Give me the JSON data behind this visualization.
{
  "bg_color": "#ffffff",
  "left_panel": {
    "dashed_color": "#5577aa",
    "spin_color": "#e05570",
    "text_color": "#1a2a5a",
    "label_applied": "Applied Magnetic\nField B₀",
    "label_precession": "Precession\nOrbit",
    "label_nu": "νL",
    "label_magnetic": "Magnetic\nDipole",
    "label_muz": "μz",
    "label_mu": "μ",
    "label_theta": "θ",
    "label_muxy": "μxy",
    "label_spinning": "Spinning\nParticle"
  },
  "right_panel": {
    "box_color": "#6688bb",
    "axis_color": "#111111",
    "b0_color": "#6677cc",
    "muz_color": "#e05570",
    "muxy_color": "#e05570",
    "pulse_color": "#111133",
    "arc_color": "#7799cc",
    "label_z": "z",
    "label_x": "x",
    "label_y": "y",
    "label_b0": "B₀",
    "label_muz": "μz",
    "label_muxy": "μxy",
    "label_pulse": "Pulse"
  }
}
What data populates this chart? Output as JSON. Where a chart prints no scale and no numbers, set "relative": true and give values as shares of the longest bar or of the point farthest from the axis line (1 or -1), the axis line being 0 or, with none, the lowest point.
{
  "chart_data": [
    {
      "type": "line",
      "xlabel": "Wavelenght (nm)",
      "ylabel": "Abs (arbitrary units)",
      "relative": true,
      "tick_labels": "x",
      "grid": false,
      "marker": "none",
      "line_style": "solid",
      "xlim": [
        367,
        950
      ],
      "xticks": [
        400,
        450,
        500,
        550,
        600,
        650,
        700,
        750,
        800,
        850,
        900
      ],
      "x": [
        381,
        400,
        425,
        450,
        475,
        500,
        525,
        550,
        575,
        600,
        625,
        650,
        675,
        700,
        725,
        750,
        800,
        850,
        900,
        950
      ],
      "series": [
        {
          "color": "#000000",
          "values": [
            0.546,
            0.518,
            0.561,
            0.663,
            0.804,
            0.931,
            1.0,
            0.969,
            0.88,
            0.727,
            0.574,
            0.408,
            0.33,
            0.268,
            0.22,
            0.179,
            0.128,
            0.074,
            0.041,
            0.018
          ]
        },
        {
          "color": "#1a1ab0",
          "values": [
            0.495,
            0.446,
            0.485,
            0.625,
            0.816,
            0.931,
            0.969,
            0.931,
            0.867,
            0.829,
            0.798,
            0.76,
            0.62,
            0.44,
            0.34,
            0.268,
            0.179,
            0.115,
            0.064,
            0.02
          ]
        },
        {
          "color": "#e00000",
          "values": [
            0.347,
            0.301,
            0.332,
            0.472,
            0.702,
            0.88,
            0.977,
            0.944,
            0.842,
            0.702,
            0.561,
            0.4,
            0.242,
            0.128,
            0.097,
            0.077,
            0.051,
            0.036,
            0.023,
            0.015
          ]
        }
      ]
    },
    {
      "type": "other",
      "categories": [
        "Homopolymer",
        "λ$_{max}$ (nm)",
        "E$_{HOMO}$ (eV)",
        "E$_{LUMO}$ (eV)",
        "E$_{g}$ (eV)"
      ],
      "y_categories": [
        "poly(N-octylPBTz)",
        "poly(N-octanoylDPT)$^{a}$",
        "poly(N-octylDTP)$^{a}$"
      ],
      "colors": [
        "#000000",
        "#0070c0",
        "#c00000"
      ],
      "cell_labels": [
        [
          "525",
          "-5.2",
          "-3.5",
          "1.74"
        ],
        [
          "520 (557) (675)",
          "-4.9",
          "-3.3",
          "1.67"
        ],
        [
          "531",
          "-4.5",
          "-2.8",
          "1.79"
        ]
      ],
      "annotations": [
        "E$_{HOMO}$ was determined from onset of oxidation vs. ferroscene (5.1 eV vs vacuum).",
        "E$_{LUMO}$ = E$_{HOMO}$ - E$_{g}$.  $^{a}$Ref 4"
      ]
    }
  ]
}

= What needs to be done =
Send back every record, precisely as written.

= Reply =
Give me the JSON data behind this visualization.
{
  "bg_color": "#ffffff",
  "left_panel": {
    "dashed_color": "#5577aa",
    "spin_color": "#e05570",
    "text_color": "#1a2a5a",
    "label_applied": "Applied Magnetic\nField B₀",
    "label_precession": "Precession\nOrbit",
    "label_nu": "νL",
    "label_magnetic": "Magnetic\nDipole",
    "label_muz": "μz",
    "label_mu": "μ",
    "label_theta": "θ",
    "label_muxy": "μxy",
    "label_spinning": "Spinning\nParticle"
  },
  "right_panel": {
    "box_color": "#6688bb",
    "axis_color": "#111111",
    "b0_color": "#6677cc",
    "muz_color": "#e05570",
    "muxy_color": "#e05570",
    "pulse_color": "#111133",
    "arc_color": "#7799cc",
    "label_z": "z",
    "label_x": "x",
    "label_y": "y",
    "label_b0": "B₀",
    "label_muz": "μz",
    "label_muxy": "μxy",
    "label_pulse": "Pulse"
  }
}
What data populates this chart? Output as JSON. Where a chart prints no scale and no numbers, set "relative": true and give values as shares of the longest bar or of the point farthest from the axis line (1 or -1), the axis line being 0 or, with none, the lowest point.
{
  "chart_data": [
    {
      "type": "line",
      "xlabel": "Wavelenght (nm)",
      "ylabel": "Abs (arbitrary units)",
      "relative": true,
      "tick_labels": "x",
      "grid": false,
      "marker": "none",
      "line_style": "solid",
      "xlim": [
        367,
        950
      ],
      "xticks": [
        400,
        450,
        500,
        550,
        600,
        650,
        700,
        750,
        800,
        850,
        900
      ],
      "x": [
        381,
        400,
        425,
        450,
        475,
        500,
        525,
        550,
        575,
        600,
        625,
        650,
        675,
        700,
        725,
        750,
        800,
        850,
        900,
        950
      ],
      "series": [
        {
          "color": "#000000",
          "values": [
            0.546,
            0.518,
            0.561,
            0.663,
            0.804,
            0.931,
            1.0,
            0.969,
            0.88,
            0.727,
            0.574,
            0.408,
            0.33,
            0.268,
            0.22,
            0.179,
            0.128,
            0.074,
            0.041,
            0.018
          ]
        },
        {
          "color": "#1a1ab0",
          "values": [
            0.495,
            0.446,
            0.485,
            0.625,
            0.816,
            0.931,
            0.969,
            0.931,
            0.867,
            0.829,
            0.798,
            0.76,
            0.62,
            0.44,
            0.34,
            0.268,
            0.179,
            0.115,
            0.064,
            0.02
          ]
        },
        {
          "color": "#e00000",
          "values": [
            0.347,
            0.301,
            0.332,
            0.472,
            0.702,
            0.88,
            0.977,
            0.944,
            0.842,
            0.702,
            0.561,
            0.4,
            0.242,
            0.128,
            0.097,
            0.077,
            0.051,
            0.036,
            0.023,
            0.015
          ]
        }
      ]
    },
    {
      "type": "other",
      "categories": [
        "Homopolymer",
        "λ$_{max}$ (nm)",
        "E$_{HOMO}$ (eV)",
        "E$_{LUMO}$ (eV)",
        "E$_{g}$ (eV)"
      ],
      "y_categories": [
        "poly(N-octylPBTz)",
        "poly(N-octanoylDPT)$^{a}$",
        "poly(N-octylDTP)$^{a}$"
      ],
      "colors": [
        "#000000",
        "#0070c0",
        "#c00000"
      ],
      "cell_labels": [
        [
          "525",
          "-5.2",
          "-3.5",
          "1.74"
        ],
        [
          "520 (557) (675)",
          "-4.9",
          "-3.3",
          "1.67"
        ],
        [
          "531",
          "-4.5",
          "-2.8",
          "1.79"
        ]
      ],
      "annotations": [
        "E$_{HOMO}$ was determined from onset of oxidation vs. ferroscene (5.1 eV vs vacuum).",
        "E$_{LUMO}$ = E$_{HOMO}$ - E$_{g}$.  $^{a}$Ref 4"
      ]
    }
  ]
}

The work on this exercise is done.